— Start of Record set —
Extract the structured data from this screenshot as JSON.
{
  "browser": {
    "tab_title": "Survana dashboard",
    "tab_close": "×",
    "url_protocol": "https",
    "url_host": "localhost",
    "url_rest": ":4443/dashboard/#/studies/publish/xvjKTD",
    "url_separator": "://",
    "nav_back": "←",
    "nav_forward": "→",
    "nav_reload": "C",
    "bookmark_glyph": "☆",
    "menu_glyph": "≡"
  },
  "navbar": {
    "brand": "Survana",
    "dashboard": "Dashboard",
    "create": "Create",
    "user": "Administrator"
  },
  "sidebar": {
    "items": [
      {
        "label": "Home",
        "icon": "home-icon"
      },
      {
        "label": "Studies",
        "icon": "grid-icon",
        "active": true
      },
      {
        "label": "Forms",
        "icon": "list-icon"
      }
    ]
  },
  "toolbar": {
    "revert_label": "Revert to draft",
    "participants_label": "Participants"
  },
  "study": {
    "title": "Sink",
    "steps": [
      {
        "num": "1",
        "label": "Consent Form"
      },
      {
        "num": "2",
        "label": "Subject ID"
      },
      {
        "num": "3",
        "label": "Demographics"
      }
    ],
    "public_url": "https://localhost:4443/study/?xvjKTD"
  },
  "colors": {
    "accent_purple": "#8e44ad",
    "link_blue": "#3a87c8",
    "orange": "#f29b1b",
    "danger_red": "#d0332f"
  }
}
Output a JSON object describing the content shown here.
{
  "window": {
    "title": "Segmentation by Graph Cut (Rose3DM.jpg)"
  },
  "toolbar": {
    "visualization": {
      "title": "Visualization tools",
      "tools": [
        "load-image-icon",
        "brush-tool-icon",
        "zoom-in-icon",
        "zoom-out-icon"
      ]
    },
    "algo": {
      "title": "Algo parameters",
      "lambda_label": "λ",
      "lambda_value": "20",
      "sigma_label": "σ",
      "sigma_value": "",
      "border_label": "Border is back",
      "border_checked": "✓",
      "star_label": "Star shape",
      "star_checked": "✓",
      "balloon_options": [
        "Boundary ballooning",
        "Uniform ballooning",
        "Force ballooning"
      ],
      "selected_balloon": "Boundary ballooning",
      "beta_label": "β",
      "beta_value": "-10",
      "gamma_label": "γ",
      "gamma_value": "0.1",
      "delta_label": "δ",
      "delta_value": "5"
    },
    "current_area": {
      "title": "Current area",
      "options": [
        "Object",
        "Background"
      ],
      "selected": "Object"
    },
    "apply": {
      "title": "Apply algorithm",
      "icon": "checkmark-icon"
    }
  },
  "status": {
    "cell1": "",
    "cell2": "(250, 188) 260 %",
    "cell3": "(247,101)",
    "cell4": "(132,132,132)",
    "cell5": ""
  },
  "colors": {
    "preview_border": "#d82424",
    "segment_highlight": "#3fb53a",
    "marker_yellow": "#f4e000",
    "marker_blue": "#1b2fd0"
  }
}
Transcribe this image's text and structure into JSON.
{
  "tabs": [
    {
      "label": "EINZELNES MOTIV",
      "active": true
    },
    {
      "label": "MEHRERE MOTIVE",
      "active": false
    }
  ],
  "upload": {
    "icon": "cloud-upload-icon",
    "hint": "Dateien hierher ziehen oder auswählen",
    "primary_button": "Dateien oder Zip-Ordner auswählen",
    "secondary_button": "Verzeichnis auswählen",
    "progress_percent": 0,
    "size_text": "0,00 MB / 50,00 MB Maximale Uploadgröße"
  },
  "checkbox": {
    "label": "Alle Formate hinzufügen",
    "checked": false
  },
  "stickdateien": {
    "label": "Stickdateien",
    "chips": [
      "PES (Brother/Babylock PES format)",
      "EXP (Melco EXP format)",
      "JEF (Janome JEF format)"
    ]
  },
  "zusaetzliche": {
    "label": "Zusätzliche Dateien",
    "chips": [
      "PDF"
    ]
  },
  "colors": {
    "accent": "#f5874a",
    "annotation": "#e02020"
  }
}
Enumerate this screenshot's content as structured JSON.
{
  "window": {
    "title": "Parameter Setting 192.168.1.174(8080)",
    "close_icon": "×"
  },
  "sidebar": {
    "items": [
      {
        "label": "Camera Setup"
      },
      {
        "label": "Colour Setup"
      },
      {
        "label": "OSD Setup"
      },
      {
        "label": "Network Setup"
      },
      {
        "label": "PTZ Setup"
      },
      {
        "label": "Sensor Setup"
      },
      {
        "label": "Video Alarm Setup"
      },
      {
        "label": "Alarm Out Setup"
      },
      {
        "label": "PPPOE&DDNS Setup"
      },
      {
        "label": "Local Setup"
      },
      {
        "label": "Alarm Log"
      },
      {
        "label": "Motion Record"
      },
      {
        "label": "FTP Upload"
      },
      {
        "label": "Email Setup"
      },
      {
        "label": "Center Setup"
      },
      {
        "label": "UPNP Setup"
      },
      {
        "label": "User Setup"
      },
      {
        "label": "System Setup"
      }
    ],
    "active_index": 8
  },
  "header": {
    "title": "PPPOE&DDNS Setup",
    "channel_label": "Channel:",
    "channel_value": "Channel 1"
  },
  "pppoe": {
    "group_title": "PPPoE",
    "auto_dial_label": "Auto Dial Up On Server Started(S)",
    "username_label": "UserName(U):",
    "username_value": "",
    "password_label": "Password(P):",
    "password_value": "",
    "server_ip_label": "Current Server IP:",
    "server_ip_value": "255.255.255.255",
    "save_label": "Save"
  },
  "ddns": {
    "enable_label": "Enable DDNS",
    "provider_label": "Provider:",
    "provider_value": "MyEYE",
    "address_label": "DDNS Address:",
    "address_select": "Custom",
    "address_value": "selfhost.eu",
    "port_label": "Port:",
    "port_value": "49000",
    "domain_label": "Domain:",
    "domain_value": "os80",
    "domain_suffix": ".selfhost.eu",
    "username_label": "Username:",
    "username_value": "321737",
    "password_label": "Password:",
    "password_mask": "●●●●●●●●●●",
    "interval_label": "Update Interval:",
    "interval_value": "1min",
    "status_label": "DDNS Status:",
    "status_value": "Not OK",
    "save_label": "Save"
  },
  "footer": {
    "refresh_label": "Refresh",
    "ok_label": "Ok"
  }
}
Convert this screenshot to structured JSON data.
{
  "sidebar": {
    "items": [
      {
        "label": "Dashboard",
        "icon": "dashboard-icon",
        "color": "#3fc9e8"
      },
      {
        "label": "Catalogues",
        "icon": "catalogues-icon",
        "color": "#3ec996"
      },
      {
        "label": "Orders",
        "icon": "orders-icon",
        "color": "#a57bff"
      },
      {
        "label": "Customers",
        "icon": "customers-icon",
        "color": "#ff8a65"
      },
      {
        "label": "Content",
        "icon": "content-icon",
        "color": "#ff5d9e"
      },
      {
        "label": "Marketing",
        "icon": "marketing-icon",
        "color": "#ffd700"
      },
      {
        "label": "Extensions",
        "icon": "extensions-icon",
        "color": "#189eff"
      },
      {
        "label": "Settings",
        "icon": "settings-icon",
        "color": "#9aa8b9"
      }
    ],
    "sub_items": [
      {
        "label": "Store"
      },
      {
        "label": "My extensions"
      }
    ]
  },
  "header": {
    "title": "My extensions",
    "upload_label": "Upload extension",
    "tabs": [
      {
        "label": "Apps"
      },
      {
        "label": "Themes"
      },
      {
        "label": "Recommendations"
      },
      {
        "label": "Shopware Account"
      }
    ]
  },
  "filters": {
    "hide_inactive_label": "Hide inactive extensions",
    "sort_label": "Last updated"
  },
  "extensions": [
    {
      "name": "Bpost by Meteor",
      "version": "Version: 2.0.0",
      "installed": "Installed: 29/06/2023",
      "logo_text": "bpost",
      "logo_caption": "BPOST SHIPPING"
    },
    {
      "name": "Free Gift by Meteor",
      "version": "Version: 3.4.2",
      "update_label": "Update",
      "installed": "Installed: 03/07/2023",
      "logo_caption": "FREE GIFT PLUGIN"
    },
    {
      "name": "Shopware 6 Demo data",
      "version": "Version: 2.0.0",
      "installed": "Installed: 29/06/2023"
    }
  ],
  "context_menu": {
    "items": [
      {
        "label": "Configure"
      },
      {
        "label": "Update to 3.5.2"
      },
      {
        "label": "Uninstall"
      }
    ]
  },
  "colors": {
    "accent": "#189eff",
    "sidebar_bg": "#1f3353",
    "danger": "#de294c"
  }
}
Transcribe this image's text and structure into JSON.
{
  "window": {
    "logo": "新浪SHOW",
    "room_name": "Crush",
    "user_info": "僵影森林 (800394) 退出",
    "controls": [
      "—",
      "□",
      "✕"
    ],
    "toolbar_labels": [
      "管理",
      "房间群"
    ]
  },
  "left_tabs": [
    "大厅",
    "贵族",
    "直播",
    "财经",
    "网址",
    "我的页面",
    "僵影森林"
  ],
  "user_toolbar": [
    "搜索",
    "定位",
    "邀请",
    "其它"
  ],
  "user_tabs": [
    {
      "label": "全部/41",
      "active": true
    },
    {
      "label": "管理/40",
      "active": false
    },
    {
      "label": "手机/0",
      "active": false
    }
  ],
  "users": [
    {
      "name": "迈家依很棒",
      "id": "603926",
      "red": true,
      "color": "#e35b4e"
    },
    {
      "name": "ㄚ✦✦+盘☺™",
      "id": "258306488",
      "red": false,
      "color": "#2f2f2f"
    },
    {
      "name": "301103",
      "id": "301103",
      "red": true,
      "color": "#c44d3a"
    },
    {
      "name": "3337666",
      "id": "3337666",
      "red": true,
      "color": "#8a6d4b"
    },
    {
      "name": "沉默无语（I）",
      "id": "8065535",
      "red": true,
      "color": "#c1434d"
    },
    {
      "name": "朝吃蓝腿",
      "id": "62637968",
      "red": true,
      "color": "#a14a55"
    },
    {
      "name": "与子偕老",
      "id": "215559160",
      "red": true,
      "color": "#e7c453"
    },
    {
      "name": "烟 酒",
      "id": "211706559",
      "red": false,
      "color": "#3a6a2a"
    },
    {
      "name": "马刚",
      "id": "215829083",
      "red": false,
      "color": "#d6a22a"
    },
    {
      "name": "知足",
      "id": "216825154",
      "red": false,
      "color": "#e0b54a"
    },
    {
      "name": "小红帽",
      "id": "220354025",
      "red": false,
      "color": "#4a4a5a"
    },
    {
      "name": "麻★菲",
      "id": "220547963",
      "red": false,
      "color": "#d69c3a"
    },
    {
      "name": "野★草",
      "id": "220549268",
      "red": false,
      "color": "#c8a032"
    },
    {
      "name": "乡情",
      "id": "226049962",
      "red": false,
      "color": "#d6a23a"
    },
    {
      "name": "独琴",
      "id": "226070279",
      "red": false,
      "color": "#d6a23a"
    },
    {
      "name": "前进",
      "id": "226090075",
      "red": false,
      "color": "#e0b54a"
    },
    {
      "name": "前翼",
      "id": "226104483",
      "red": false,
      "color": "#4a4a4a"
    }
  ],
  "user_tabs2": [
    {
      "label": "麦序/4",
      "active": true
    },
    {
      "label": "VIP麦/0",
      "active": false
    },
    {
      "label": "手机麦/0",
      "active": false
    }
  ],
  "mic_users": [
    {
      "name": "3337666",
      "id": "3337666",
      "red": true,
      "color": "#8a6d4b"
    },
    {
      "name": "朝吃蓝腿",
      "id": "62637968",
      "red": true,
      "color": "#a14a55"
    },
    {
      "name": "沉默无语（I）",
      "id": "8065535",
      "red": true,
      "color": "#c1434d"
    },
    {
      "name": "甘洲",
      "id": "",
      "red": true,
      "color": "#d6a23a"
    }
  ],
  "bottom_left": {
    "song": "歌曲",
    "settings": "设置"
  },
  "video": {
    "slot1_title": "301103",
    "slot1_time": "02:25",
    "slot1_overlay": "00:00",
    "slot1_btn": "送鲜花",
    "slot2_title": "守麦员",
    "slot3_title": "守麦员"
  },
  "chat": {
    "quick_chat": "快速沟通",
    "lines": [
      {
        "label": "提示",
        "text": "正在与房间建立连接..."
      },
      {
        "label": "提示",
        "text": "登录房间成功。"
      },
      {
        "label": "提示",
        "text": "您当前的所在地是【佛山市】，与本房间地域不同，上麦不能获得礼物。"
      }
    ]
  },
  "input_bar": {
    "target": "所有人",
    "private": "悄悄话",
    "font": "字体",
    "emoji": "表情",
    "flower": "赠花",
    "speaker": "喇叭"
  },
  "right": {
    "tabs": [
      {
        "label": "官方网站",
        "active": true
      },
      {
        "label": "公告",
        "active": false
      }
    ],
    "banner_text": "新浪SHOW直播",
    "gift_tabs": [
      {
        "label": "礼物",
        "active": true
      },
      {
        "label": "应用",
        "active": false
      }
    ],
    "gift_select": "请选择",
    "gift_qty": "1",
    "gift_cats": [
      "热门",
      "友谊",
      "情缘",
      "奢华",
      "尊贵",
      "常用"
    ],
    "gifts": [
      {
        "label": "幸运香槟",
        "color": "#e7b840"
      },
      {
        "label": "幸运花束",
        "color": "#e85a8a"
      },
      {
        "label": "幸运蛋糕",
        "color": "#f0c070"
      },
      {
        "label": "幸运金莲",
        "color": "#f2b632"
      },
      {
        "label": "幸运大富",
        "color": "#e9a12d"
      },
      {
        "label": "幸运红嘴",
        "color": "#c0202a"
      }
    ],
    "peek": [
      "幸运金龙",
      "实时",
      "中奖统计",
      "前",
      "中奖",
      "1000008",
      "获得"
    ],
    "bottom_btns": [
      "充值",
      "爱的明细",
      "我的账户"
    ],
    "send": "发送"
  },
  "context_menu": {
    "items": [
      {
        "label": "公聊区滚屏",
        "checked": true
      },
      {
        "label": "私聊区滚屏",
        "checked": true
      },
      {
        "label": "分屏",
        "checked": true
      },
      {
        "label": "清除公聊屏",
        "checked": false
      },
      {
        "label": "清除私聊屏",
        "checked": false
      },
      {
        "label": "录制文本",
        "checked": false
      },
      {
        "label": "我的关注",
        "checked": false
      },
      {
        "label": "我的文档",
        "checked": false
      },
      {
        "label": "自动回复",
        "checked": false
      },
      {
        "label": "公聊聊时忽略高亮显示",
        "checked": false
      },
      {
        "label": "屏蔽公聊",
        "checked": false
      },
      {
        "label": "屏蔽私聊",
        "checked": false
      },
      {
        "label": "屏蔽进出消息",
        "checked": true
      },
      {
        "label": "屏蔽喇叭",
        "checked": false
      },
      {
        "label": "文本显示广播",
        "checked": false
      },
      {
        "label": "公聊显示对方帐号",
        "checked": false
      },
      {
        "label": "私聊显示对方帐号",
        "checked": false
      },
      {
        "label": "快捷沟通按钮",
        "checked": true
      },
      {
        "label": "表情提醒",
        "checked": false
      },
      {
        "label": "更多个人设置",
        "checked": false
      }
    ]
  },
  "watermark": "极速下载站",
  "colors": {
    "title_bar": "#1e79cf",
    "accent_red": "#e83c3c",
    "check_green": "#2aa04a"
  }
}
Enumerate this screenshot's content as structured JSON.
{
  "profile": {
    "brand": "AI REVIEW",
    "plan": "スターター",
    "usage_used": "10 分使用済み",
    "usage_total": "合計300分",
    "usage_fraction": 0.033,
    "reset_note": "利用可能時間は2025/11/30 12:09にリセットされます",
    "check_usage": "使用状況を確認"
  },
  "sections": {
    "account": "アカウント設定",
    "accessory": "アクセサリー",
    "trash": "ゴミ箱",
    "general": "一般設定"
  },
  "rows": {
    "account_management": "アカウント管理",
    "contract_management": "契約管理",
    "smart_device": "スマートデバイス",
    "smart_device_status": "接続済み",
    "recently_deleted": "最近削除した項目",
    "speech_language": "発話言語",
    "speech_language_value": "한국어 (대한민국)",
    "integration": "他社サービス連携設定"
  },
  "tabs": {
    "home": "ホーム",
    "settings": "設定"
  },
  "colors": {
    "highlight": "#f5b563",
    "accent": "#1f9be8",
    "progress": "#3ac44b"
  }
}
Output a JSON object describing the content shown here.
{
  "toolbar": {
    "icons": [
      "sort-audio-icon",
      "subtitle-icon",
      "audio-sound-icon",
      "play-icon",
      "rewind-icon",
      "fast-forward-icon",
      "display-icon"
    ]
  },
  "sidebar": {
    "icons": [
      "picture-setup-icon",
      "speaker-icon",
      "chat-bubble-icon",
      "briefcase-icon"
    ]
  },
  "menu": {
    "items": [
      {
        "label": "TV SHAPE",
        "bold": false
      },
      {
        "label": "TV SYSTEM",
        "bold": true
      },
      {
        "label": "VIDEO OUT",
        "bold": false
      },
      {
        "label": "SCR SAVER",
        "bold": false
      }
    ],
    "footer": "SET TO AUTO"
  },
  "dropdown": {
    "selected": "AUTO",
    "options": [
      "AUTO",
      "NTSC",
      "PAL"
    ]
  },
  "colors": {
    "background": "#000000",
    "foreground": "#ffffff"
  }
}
— End of Record set —
Prompt: Scan the material above. Extract every line in which the word "Survana" occurs.

Expected answer:
    "tab_title": "Survana dashboard",
    "brand": "Survana",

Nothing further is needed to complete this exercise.